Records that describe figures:
· · · ·
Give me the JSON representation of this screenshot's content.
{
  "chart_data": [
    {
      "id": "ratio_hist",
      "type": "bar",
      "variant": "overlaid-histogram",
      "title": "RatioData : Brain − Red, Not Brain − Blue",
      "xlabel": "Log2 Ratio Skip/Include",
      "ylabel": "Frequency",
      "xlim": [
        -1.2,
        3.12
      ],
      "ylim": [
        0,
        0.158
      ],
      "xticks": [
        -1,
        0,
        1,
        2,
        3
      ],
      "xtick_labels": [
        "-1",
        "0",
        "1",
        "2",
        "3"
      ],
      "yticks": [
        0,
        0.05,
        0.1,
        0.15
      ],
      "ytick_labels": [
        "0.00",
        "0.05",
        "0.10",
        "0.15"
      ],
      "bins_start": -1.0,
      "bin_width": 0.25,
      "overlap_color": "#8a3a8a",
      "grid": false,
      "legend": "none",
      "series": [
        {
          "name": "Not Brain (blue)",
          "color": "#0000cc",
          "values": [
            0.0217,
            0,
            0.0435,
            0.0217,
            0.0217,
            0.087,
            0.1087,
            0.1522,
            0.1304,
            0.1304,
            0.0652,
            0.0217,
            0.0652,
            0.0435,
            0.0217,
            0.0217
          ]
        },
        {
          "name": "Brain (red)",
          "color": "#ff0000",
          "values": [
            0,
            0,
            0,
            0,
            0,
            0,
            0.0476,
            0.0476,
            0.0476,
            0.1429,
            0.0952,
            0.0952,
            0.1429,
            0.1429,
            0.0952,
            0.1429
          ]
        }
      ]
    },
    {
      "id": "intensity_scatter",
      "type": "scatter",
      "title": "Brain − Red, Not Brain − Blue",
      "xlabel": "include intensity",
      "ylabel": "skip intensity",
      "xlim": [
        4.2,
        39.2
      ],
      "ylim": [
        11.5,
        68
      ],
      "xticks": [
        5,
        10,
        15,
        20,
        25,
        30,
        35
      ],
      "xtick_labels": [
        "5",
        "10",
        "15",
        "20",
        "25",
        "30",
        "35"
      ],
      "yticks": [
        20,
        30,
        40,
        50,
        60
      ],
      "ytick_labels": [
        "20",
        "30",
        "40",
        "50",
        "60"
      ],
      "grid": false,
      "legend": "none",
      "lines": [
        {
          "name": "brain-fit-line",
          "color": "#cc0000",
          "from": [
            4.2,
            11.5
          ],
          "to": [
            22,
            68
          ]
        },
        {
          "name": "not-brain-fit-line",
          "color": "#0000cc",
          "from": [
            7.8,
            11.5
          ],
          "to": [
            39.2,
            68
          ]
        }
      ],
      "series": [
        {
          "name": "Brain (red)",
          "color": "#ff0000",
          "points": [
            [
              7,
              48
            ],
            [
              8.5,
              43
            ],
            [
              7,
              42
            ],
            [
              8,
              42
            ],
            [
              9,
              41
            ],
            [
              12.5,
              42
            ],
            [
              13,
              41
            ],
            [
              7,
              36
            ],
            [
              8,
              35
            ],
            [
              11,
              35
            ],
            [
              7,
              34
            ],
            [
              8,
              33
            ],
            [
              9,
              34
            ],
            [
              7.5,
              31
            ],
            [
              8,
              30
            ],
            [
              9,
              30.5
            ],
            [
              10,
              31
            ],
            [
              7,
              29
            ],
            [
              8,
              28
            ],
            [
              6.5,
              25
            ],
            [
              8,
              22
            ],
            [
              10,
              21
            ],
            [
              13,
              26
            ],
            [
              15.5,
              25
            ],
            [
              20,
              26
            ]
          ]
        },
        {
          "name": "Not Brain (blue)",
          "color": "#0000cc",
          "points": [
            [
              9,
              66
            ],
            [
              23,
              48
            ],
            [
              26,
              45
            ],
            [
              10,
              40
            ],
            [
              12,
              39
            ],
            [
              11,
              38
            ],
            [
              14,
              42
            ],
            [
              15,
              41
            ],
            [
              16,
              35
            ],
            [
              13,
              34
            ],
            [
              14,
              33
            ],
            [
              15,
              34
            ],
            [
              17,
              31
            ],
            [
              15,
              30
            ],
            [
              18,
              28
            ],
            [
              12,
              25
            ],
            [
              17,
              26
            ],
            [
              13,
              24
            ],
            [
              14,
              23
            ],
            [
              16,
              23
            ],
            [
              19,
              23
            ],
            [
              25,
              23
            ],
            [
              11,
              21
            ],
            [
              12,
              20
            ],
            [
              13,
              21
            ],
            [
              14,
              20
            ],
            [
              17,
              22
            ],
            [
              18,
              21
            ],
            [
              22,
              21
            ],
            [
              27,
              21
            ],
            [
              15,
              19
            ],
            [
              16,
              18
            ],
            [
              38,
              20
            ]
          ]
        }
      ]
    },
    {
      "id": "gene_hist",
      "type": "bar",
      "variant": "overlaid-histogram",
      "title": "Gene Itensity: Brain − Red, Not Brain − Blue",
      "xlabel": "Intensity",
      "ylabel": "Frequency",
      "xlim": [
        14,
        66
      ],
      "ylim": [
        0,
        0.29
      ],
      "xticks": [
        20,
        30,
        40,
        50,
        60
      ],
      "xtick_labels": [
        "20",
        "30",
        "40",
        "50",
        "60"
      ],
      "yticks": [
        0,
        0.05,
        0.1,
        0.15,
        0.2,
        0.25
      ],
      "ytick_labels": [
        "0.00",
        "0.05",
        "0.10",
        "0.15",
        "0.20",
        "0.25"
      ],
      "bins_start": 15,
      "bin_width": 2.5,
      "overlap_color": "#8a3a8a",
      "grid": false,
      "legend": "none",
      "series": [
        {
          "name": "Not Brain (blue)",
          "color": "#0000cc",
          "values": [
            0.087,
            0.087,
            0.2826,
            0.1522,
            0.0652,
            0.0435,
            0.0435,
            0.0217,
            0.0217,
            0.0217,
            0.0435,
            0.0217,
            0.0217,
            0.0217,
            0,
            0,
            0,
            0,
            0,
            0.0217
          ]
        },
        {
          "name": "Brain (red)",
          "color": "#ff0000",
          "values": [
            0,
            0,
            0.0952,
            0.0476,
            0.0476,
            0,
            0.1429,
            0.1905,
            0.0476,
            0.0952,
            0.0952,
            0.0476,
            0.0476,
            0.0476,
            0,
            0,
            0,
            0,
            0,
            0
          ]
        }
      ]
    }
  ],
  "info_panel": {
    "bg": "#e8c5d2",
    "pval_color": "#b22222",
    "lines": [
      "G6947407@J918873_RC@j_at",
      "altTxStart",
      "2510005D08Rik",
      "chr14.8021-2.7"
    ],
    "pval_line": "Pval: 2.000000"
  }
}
· · · ·
What needs to be done –
Copy out each line exactly.

Solution to this exercise –
Give me the JSON representation of this screenshot's content.
{
  "chart_data": [
    {
      "id": "ratio_hist",
      "type": "bar",
      "variant": "overlaid-histogram",
      "title": "RatioData : Brain − Red, Not Brain − Blue",
      "xlabel": "Log2 Ratio Skip/Include",
      "ylabel": "Frequency",
      "xlim": [
        -1.2,
        3.12
      ],
      "ylim": [
        0,
        0.158
      ],
      "xticks": [
        -1,
        0,
        1,
        2,
        3
      ],
      "xtick_labels": [
        "-1",
        "0",
        "1",
        "2",
        "3"
      ],
      "yticks": [
        0,
        0.05,
        0.1,
        0.15
      ],
      "ytick_labels": [
        "0.00",
        "0.05",
        "0.10",
        "0.15"
      ],
      "bins_start": -1.0,
      "bin_width": 0.25,
      "overlap_color": "#8a3a8a",
      "grid": false,
      "legend": "none",
      "series": [
        {
          "name": "Not Brain (blue)",
          "color": "#0000cc",
          "values": [
            0.0217,
            0,
            0.0435,
            0.0217,
            0.0217,
            0.087,
            0.1087,
            0.1522,
            0.1304,
            0.1304,
            0.0652,
            0.0217,
            0.0652,
            0.0435,
            0.0217,
            0.0217
          ]
        },
        {
          "name": "Brain (red)",
          "color": "#ff0000",
          "values": [
            0,
            0,
            0,
            0,
            0,
            0,
            0.0476,
            0.0476,
            0.0476,
            0.1429,
            0.0952,
            0.0952,
            0.1429,
            0.1429,
            0.0952,
            0.1429
          ]
        }
      ]
    },
    {
      "id": "intensity_scatter",
      "type": "scatter",
      "title": "Brain − Red, Not Brain − Blue",
      "xlabel": "include intensity",
      "ylabel": "skip intensity",
      "xlim": [
        4.2,
        39.2
      ],
      "ylim": [
        11.5,
        68
      ],
      "xticks": [
        5,
        10,
        15,
        20,
        25,
        30,
        35
      ],
      "xtick_labels": [
        "5",
        "10",
        "15",
        "20",
        "25",
        "30",
        "35"
      ],
      "yticks": [
        20,
        30,
        40,
        50,
        60
      ],
      "ytick_labels": [
        "20",
        "30",
        "40",
        "50",
        "60"
      ],
      "grid": false,
      "legend": "none",
      "lines": [
        {
          "name": "brain-fit-line",
          "color": "#cc0000",
          "from": [
            4.2,
            11.5
          ],
          "to": [
            22,
            68
          ]
        },
        {
          "name": "not-brain-fit-line",
          "color": "#0000cc",
          "from": [
            7.8,
            11.5
          ],
          "to": [
            39.2,
            68
          ]
        }
      ],
      "series": [
        {
          "name": "Brain (red)",
          "color": "#ff0000",
          "points": [
            [
              7,
              48
            ],
            [
              8.5,
              43
            ],
            [
              7,
              42
            ],
            [
              8,
              42
            ],
            [
              9,
              41
            ],
            [
              12.5,
              42
            ],
            [
              13,
              41
            ],
            [
              7,
              36
            ],
            [
              8,
              35
            ],
            [
              11,
              35
            ],
            [
              7,
              34
            ],
            [
              8,
              33
            ],
            [
              9,
              34
            ],
            [
              7.5,
              31
            ],
            [
              8,
              30
            ],
            [
              9,
              30.5
            ],
            [
              10,
              31
            ],
            [
              7,
              29
            ],
            [
              8,
              28
            ],
            [
              6.5,
              25
            ],
            [
              8,
              22
            ],
            [
              10,
              21
            ],
            [
              13,
              26
            ],
            [
              15.5,
              25
            ],
            [
              20,
              26
            ]
          ]
        },
        {
          "name": "Not Brain (blue)",
          "color": "#0000cc",
          "points": [
            [
              9,
              66
            ],
            [
              23,
              48
            ],
            [
              26,
              45
            ],
            [
              10,
              40
            ],
            [
              12,
              39
            ],
            [
              11,
              38
            ],
            [
              14,
              42
            ],
            [
              15,
              41
            ],
            [
              16,
              35
            ],
            [
              13,
              34
            ],
            [
              14,
              33
            ],
            [
              15,
              34
            ],
            [
              17,
              31
            ],
            [
              15,
              30
            ],
            [
              18,
              28
            ],
            [
              12,
              25
            ],
            [
              17,
              26
            ],
            [
              13,
              24
            ],
            [
              14,
              23
            ],
            [
              16,
              23
            ],
            [
              19,
              23
            ],
            [
              25,
              23
            ],
            [
              11,
              21
            ],
            [
              12,
              20
            ],
            [
              13,
              21
            ],
            [
              14,
              20
            ],
            [
              17,
              22
            ],
            [
              18,
              21
            ],
            [
              22,
              21
            ],
            [
              27,
              21
            ],
            [
              15,
              19
            ],
            [
              16,
              18
            ],
            [
              38,
              20
            ]
          ]
        }
      ]
    },
    {
      "id": "gene_hist",
      "type": "bar",
      "variant": "overlaid-histogram",
      "title": "Gene Itensity: Brain − Red, Not Brain − Blue",
      "xlabel": "Intensity",
      "ylabel": "Frequency",
      "xlim": [
        14,
        66
      ],
      "ylim": [
        0,
        0.29
      ],
      "xticks": [
        20,
        30,
        40,
        50,
        60
      ],
      "xtick_labels": [
        "20",
        "30",
        "40",
        "50",
        "60"
      ],
      "yticks": [
        0,
        0.05,
        0.1,
        0.15,
        0.2,
        0.25
      ],
      "ytick_labels": [
        "0.00",
        "0.05",
        "0.10",
        "0.15",
        "0.20",
        "0.25"
      ],
      "bins_start": 15,
      "bin_width": 2.5,
      "overlap_color": "#8a3a8a",
      "grid": false,
      "legend": "none",
      "series": [
        {
          "name": "Not Brain (blue)",
          "color": "#0000cc",
          "values": [
            0.087,
            0.087,
            0.2826,
            0.1522,
            0.0652,
            0.0435,
            0.0435,
            0.0217,
            0.0217,
            0.0217,
            0.0435,
            0.0217,
            0.0217,
            0.0217,
            0,
            0,
            0,
            0,
            0,
            0.0217
          ]
        },
        {
          "name": "Brain (red)",
          "color": "#ff0000",
          "values": [
            0,
            0,
            0.0952,
            0.0476,
            0.0476,
            0,
            0.1429,
            0.1905,
            0.0476,
            0.0952,
            0.0952,
            0.0476,
            0.0476,
            0.0476,
            0,
            0,
            0,
            0,
            0,
            0
          ]
        }
      ]
    }
  ],
  "info_panel": {
    "bg": "#e8c5d2",
    "pval_color": "#b22222",
    "lines": [
      "G6947407@J918873_RC@j_at",
      "altTxStart",
      "2510005D08Rik",
      "chr14.8021-2.7"
    ],
    "pval_line": "Pval: 2.000000"
  }
}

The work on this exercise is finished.